(Extracted records)
[start]

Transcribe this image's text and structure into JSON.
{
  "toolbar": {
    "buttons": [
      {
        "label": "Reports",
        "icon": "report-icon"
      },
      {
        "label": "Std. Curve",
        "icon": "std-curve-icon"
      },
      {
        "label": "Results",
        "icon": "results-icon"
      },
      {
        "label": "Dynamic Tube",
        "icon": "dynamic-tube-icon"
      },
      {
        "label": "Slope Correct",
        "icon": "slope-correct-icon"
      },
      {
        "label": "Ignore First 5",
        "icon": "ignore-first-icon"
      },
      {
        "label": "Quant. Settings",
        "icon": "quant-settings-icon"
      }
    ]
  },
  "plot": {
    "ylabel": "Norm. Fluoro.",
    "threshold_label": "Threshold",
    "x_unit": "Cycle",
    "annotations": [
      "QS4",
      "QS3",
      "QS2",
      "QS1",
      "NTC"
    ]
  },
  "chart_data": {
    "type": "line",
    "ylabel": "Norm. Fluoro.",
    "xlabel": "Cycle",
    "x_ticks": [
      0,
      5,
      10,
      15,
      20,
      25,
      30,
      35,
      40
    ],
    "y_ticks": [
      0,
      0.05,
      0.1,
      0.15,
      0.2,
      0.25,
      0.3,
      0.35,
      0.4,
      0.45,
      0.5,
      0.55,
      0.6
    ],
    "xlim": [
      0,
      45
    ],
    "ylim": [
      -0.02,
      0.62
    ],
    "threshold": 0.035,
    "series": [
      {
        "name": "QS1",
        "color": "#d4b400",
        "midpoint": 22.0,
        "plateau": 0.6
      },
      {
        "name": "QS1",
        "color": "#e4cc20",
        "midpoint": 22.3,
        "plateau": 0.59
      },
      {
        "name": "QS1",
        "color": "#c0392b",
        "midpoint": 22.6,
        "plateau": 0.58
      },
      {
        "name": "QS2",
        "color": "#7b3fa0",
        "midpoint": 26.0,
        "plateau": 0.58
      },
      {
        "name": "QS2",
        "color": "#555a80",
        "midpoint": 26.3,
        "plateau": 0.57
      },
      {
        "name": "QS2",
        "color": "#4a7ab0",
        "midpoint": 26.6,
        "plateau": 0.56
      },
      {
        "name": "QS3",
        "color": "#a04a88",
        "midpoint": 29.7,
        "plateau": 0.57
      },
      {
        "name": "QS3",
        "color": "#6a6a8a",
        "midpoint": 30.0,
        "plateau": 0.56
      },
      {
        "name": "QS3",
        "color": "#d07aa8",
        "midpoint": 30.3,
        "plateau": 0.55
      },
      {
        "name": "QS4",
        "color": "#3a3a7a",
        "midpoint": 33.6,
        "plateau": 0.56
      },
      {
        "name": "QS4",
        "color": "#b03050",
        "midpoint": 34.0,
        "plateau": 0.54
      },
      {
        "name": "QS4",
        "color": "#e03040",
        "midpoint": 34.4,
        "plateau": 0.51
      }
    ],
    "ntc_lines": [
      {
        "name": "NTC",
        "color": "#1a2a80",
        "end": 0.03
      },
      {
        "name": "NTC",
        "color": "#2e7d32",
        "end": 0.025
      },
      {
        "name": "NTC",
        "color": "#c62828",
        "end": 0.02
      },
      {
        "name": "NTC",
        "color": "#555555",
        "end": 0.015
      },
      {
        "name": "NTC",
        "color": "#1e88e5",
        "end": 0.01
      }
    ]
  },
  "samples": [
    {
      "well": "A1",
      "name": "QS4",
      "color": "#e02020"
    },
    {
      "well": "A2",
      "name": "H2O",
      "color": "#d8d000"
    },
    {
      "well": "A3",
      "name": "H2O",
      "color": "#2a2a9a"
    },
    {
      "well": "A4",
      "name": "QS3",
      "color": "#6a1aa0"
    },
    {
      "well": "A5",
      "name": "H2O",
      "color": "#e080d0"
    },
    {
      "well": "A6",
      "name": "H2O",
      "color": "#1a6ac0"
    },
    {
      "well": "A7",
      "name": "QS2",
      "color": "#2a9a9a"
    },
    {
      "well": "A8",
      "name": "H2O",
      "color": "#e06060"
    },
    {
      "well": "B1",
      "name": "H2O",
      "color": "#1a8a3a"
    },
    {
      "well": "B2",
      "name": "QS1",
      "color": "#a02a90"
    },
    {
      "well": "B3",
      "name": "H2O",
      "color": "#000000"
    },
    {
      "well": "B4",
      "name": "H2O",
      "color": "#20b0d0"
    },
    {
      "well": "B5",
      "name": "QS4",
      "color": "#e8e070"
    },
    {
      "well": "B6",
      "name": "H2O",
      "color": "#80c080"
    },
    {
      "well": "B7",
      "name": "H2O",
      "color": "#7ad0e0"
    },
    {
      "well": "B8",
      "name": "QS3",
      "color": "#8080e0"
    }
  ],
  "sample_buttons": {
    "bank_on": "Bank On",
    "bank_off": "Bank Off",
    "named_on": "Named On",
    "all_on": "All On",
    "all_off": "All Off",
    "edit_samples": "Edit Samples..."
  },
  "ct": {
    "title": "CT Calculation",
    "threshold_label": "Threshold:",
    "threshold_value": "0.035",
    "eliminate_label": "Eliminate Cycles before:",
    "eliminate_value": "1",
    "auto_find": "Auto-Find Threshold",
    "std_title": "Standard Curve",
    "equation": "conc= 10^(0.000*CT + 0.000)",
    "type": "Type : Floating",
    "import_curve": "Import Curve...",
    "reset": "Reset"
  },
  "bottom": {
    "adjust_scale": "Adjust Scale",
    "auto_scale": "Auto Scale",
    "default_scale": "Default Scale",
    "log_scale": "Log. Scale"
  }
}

[end]

Output the full listing without altering anything.

Transcribe this image's text and structure into JSON.
{
  "toolbar": {
    "buttons": [
      {
        "label": "Reports",
        "icon": "report-icon"
      },
      {
        "label": "Std. Curve",
        "icon": "std-curve-icon"
      },
      {
        "label": "Results",
        "icon": "results-icon"
      },
      {
        "label": "Dynamic Tube",
        "icon": "dynamic-tube-icon"
      },
      {
        "label": "Slope Correct",
        "icon": "slope-correct-icon"
      },
      {
        "label": "Ignore First 5",
        "icon": "ignore-first-icon"
      },
      {
        "label": "Quant. Settings",
        "icon": "quant-settings-icon"
      }
    ]
  },
  "plot": {
    "ylabel": "Norm. Fluoro.",
    "threshold_label": "Threshold",
    "x_unit": "Cycle",
    "annotations": [
      "QS4",
      "QS3",
      "QS2",
      "QS1",
      "NTC"
    ]
  },
  "chart_data": {
    "type": "line",
    "ylabel": "Norm. Fluoro.",
    "xlabel": "Cycle",
    "x_ticks": [
      0,
      5,
      10,
      15,
      20,
      25,
      30,
      35,
      40
    ],
    "y_ticks": [
      0,
      0.05,
      0.1,
      0.15,
      0.2,
      0.25,
      0.3,
      0.35,
      0.4,
      0.45,
      0.5,
      0.55,
      0.6
    ],
    "xlim": [
      0,
      45
    ],
    "ylim": [
      -0.02,
      0.62
    ],
    "threshold": 0.035,
    "series": [
      {
        "name": "QS1",
        "color": "#d4b400",
        "midpoint": 22.0,
        "plateau": 0.6
      },
      {
        "name": "QS1",
        "color": "#e4cc20",
        "midpoint": 22.3,
        "plateau": 0.59
      },
      {
        "name": "QS1",
        "color": "#c0392b",
        "midpoint": 22.6,
        "plateau": 0.58
      },
      {
        "name": "QS2",
        "color": "#7b3fa0",
        "midpoint": 26.0,
        "plateau": 0.58
      },
      {
        "name": "QS2",
        "color": "#555a80",
        "midpoint": 26.3,
        "plateau": 0.57
      },
      {
        "name": "QS2",
        "color": "#4a7ab0",
        "midpoint": 26.6,
        "plateau": 0.56
      },
      {
        "name": "QS3",
        "color": "#a04a88",
        "midpoint": 29.7,
        "plateau": 0.57
      },
      {
        "name": "QS3",
        "color": "#6a6a8a",
        "midpoint": 30.0,
        "plateau": 0.56
      },
      {
        "name": "QS3",
        "color": "#d07aa8",
        "midpoint": 30.3,
        "plateau": 0.55
      },
      {
        "name": "QS4",
        "color": "#3a3a7a",
        "midpoint": 33.6,
        "plateau": 0.56
      },
      {
        "name": "QS4",
        "color": "#b03050",
        "midpoint": 34.0,
        "plateau": 0.54
      },
      {
        "name": "QS4",
        "color": "#e03040",
        "midpoint": 34.4,
        "plateau": 0.51
      }
    ],
    "ntc_lines": [
      {
        "name": "NTC",
        "color": "#1a2a80",
        "end": 0.03
      },
      {
        "name": "NTC",
        "color": "#2e7d32",
        "end": 0.025
      },
      {
        "name": "NTC",
        "color": "#c62828",
        "end": 0.02
      },
      {
        "name": "NTC",
        "color": "#555555",
        "end": 0.015
      },
      {
        "name": "NTC",
        "color": "#1e88e5",
        "end": 0.01
      }
    ]
  },
  "samples": [
    {
      "well": "A1",
      "name": "QS4",
      "color": "#e02020"
    },
    {
      "well": "A2",
      "name": "H2O",
      "color": "#d8d000"
    },
    {
      "well": "A3",
      "name": "H2O",
      "color": "#2a2a9a"
    },
    {
      "well": "A4",
      "name": "QS3",
      "color": "#6a1aa0"
    },
    {
      "well": "A5",
      "name": "H2O",
      "color": "#e080d0"
    },
    {
      "well": "A6",
      "name": "H2O",
      "color": "#1a6ac0"
    },
    {
      "well": "A7",
      "name": "QS2",
      "color": "#2a9a9a"
    },
    {
      "well": "A8",
      "name": "H2O",
      "color": "#e06060"
    },
    {
      "well": "B1",
      "name": "H2O",
      "color": "#1a8a3a"
    },
    {
      "well": "B2",
      "name": "QS1",
      "color": "#a02a90"
    },
    {
      "well": "B3",
      "name": "H2O",
      "color": "#000000"
    },
    {
      "well": "B4",
      "name": "H2O",
      "color": "#20b0d0"
    },
    {
      "well": "B5",
      "name": "QS4",
      "color": "#e8e070"
    },
    {
      "well": "B6",
      "name": "H2O",
      "color": "#80c080"
    },
    {
      "well": "B7",
      "name": "H2O",
      "color": "#7ad0e0"
    },
    {
      "well": "B8",
      "name": "QS3",
      "color": "#8080e0"
    }
  ],
  "sample_buttons": {
    "bank_on": "Bank On",
    "bank_off": "Bank Off",
    "named_on": "Named On",
    "all_on": "All On",
    "all_off": "All Off",
    "edit_samples": "Edit Samples..."
  },
  "ct": {
    "title": "CT Calculation",
    "threshold_label": "Threshold:",
    "threshold_value": "0.035",
    "eliminate_label": "Eliminate Cycles before:",
    "eliminate_value": "1",
    "auto_find": "Auto-Find Threshold",
    "std_title": "Standard Curve",
    "equation": "conc= 10^(0.000*CT + 0.000)",
    "type": "Type : Floating",
    "import_curve": "Import Curve...",
    "reset": "Reset"
  },
  "bottom": {
    "adjust_scale": "Adjust Scale",
    "auto_scale": "Auto Scale",
    "default_scale": "Default Scale",
    "log_scale": "Log. Scale"
  }
}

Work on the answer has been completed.